*Do this*.
Return the records, each one exactly as written.

Dataset items
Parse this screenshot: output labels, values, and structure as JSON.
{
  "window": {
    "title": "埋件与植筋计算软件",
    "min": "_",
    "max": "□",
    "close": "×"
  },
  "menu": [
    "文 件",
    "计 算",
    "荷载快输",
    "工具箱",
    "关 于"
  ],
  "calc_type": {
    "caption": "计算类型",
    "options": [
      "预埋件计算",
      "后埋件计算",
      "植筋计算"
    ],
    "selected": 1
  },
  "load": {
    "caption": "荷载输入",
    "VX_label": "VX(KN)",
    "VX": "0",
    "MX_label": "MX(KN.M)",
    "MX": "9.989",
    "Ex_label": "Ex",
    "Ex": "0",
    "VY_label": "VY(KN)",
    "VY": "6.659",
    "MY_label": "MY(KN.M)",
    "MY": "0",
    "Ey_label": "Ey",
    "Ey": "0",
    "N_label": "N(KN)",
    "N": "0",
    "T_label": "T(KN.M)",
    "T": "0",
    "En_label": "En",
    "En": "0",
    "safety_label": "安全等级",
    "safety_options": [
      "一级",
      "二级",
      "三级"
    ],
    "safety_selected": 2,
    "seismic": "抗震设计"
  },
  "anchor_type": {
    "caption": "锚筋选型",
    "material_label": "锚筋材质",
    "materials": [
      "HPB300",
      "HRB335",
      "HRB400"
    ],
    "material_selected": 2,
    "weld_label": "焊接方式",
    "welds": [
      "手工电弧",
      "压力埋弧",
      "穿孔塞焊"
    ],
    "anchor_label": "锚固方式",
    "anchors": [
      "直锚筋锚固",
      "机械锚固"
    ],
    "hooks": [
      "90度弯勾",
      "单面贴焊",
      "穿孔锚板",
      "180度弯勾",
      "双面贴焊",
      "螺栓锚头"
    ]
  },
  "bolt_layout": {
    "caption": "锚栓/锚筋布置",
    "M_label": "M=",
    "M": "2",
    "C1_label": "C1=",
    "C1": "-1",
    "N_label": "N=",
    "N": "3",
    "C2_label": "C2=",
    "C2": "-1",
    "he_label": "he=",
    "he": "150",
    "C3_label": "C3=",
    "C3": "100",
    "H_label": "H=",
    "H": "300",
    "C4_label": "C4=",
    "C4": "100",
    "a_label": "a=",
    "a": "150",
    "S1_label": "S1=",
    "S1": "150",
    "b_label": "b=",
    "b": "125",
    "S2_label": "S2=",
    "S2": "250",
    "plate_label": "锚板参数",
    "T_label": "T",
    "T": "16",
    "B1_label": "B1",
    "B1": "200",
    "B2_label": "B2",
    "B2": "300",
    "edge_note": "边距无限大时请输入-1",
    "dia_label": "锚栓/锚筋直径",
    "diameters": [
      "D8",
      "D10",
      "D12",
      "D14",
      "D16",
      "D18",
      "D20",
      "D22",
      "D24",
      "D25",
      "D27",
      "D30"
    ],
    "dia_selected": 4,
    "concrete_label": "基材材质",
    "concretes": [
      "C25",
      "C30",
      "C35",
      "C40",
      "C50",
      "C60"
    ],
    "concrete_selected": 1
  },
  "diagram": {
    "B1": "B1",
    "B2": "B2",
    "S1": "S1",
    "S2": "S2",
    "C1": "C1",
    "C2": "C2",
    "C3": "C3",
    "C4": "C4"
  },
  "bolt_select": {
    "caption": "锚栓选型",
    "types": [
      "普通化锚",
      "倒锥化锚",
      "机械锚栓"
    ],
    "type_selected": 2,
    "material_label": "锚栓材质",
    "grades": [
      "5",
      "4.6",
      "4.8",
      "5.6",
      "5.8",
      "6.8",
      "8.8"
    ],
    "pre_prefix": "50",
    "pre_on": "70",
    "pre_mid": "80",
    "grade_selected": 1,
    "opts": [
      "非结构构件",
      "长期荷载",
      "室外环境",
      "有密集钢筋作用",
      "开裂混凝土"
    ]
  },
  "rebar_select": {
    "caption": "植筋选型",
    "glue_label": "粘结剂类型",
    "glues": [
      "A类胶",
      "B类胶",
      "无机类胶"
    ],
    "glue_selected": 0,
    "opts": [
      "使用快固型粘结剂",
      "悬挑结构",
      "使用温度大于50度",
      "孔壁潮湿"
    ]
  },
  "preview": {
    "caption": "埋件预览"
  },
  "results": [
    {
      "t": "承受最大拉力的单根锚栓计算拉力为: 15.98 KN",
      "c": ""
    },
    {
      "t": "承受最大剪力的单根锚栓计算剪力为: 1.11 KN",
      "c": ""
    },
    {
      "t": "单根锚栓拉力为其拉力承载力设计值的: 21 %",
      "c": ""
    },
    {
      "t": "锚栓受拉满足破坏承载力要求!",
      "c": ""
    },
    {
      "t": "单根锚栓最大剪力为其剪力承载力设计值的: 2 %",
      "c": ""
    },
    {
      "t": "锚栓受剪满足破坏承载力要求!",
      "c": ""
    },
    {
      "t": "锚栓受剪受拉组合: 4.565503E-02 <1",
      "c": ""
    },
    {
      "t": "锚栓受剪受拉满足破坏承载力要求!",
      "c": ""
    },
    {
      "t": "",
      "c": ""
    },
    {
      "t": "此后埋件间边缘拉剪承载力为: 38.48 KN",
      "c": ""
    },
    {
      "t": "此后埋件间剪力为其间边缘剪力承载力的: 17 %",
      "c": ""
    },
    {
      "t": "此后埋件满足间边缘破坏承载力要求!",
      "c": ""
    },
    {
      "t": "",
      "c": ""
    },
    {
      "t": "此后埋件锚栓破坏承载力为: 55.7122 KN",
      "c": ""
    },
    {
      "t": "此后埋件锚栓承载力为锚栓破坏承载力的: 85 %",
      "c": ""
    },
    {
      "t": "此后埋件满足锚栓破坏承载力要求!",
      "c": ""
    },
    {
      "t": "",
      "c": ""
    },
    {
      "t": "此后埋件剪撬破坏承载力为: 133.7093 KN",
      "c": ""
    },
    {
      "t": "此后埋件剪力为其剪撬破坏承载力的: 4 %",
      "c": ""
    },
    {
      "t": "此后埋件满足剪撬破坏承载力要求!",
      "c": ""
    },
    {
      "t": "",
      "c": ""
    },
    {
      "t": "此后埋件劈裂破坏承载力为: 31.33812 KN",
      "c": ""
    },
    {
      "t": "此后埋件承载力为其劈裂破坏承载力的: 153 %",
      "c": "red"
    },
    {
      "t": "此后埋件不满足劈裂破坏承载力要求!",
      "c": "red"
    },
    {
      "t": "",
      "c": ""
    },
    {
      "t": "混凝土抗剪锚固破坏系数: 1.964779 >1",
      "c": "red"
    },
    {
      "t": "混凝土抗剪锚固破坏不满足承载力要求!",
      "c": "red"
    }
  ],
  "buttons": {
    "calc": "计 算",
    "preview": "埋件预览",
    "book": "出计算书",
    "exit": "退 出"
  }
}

*The result*.
Parse this screenshot: output labels, values, and structure as JSON.
{
  "window": {
    "title": "埋件与植筋计算软件",
    "min": "_",
    "max": "□",
    "close": "×"
  },
  "menu": [
    "文 件",
    "计 算",
    "荷载快输",
    "工具箱",
    "关 于"
  ],
  "calc_type": {
    "caption": "计算类型",
    "options": [
      "预埋件计算",
      "后埋件计算",
      "植筋计算"
    ],
    "selected": 1
  },
  "load": {
    "caption": "荷载输入",
    "VX_label": "VX(KN)",
    "VX": "0",
    "MX_label": "MX(KN.M)",
    "MX": "9.989",
    "Ex_label": "Ex",
    "Ex": "0",
    "VY_label": "VY(KN)",
    "VY": "6.659",
    "MY_label": "MY(KN.M)",
    "MY": "0",
    "Ey_label": "Ey",
    "Ey": "0",
    "N_label": "N(KN)",
    "N": "0",
    "T_label": "T(KN.M)",
    "T": "0",
    "En_label": "En",
    "En": "0",
    "safety_label": "安全等级",
    "safety_options": [
      "一级",
      "二级",
      "三级"
    ],
    "safety_selected": 2,
    "seismic": "抗震设计"
  },
  "anchor_type": {
    "caption": "锚筋选型",
    "material_label": "锚筋材质",
    "materials": [
      "HPB300",
      "HRB335",
      "HRB400"
    ],
    "material_selected": 2,
    "weld_label": "焊接方式",
    "welds": [
      "手工电弧",
      "压力埋弧",
      "穿孔塞焊"
    ],
    "anchor_label": "锚固方式",
    "anchors": [
      "直锚筋锚固",
      "机械锚固"
    ],
    "hooks": [
      "90度弯勾",
      "单面贴焊",
      "穿孔锚板",
      "180度弯勾",
      "双面贴焊",
      "螺栓锚头"
    ]
  },
  "bolt_layout": {
    "caption": "锚栓/锚筋布置",
    "M_label": "M=",
    "M": "2",
    "C1_label": "C1=",
    "C1": "-1",
    "N_label": "N=",
    "N": "3",
    "C2_label": "C2=",
    "C2": "-1",
    "he_label": "he=",
    "he": "150",
    "C3_label": "C3=",
    "C3": "100",
    "H_label": "H=",
    "H": "300",
    "C4_label": "C4=",
    "C4": "100",
    "a_label": "a=",
    "a": "150",
    "S1_label": "S1=",
    "S1": "150",
    "b_label": "b=",
    "b": "125",
    "S2_label": "S2=",
    "S2": "250",
    "plate_label": "锚板参数",
    "T_label": "T",
    "T": "16",
    "B1_label": "B1",
    "B1": "200",
    "B2_label": "B2",
    "B2": "300",
    "edge_note": "边距无限大时请输入-1",
    "dia_label": "锚栓/锚筋直径",
    "diameters": [
      "D8",
      "D10",
      "D12",
      "D14",
      "D16",
      "D18",
      "D20",
      "D22",
      "D24",
      "D25",
      "D27",
      "D30"
    ],
    "dia_selected": 4,
    "concrete_label": "基材材质",
    "concretes": [
      "C25",
      "C30",
      "C35",
      "C40",
      "C50",
      "C60"
    ],
    "concrete_selected": 1
  },
  "diagram": {
    "B1": "B1",
    "B2": "B2",
    "S1": "S1",
    "S2": "S2",
    "C1": "C1",
    "C2": "C2",
    "C3": "C3",
    "C4": "C4"
  },
  "bolt_select": {
    "caption": "锚栓选型",
    "types": [
      "普通化锚",
      "倒锥化锚",
      "机械锚栓"
    ],
    "type_selected": 2,
    "material_label": "锚栓材质",
    "grades": [
      "5",
      "4.6",
      "4.8",
      "5.6",
      "5.8",
      "6.8",
      "8.8"
    ],
    "pre_prefix": "50",
    "pre_on": "70",
    "pre_mid": "80",
    "grade_selected": 1,
    "opts": [
      "非结构构件",
      "长期荷载",
      "室外环境",
      "有密集钢筋作用",
      "开裂混凝土"
    ]
  },
  "rebar_select": {
    "caption": "植筋选型",
    "glue_label": "粘结剂类型",
    "glues": [
      "A类胶",
      "B类胶",
      "无机类胶"
    ],
    "glue_selected": 0,
    "opts": [
      "使用快固型粘结剂",
      "悬挑结构",
      "使用温度大于50度",
      "孔壁潮湿"
    ]
  },
  "preview": {
    "caption": "埋件预览"
  },
  "results": [
    {
      "t": "承受最大拉力的单根锚栓计算拉力为: 15.98 KN",
      "c": ""
    },
    {
      "t": "承受最大剪力的单根锚栓计算剪力为: 1.11 KN",
      "c": ""
    },
    {
      "t": "单根锚栓拉力为其拉力承载力设计值的: 21 %",
      "c": ""
    },
    {
      "t": "锚栓受拉满足破坏承载力要求!",
      "c": ""
    },
    {
      "t": "单根锚栓最大剪力为其剪力承载力设计值的: 2 %",
      "c": ""
    },
    {
      "t": "锚栓受剪满足破坏承载力要求!",
      "c": ""
    },
    {
      "t": "锚栓受剪受拉组合: 4.565503E-02 <1",
      "c": ""
    },
    {
      "t": "锚栓受剪受拉满足破坏承载力要求!",
      "c": ""
    },
    {
      "t": "",
      "c": ""
    },
    {
      "t": "此后埋件间边缘拉剪承载力为: 38.48 KN",
      "c": ""
    },
    {
      "t": "此后埋件间剪力为其间边缘剪力承载力的: 17 %",
      "c": ""
    },
    {
      "t": "此后埋件满足间边缘破坏承载力要求!",
      "c": ""
    },
    {
      "t": "",
      "c": ""
    },
    {
      "t": "此后埋件锚栓破坏承载力为: 55.7122 KN",
      "c": ""
    },
    {
      "t": "此后埋件锚栓承载力为锚栓破坏承载力的: 85 %",
      "c": ""
    },
    {
      "t": "此后埋件满足锚栓破坏承载力要求!",
      "c": ""
    },
    {
      "t": "",
      "c": ""
    },
    {
      "t": "此后埋件剪撬破坏承载力为: 133.7093 KN",
      "c": ""
    },
    {
      "t": "此后埋件剪力为其剪撬破坏承载力的: 4 %",
      "c": ""
    },
    {
      "t": "此后埋件满足剪撬破坏承载力要求!",
      "c": ""
    },
    {
      "t": "",
      "c": ""
    },
    {
      "t": "此后埋件劈裂破坏承载力为: 31.33812 KN",
      "c": ""
    },
    {
      "t": "此后埋件承载力为其劈裂破坏承载力的: 153 %",
      "c": "red"
    },
    {
      "t": "此后埋件不满足劈裂破坏承载力要求!",
      "c": "red"
    },
    {
      "t": "",
      "c": ""
    },
    {
      "t": "混凝土抗剪锚固破坏系数: 1.964779 >1",
      "c": "red"
    },
    {
      "t": "混凝土抗剪锚固破坏不满足承载力要求!",
      "c": "red"
    }
  ],
  "buttons": {
    "calc": "计 算",
    "preview": "埋件预览",
    "book": "出计算书",
    "exit": "退 出"
  }
}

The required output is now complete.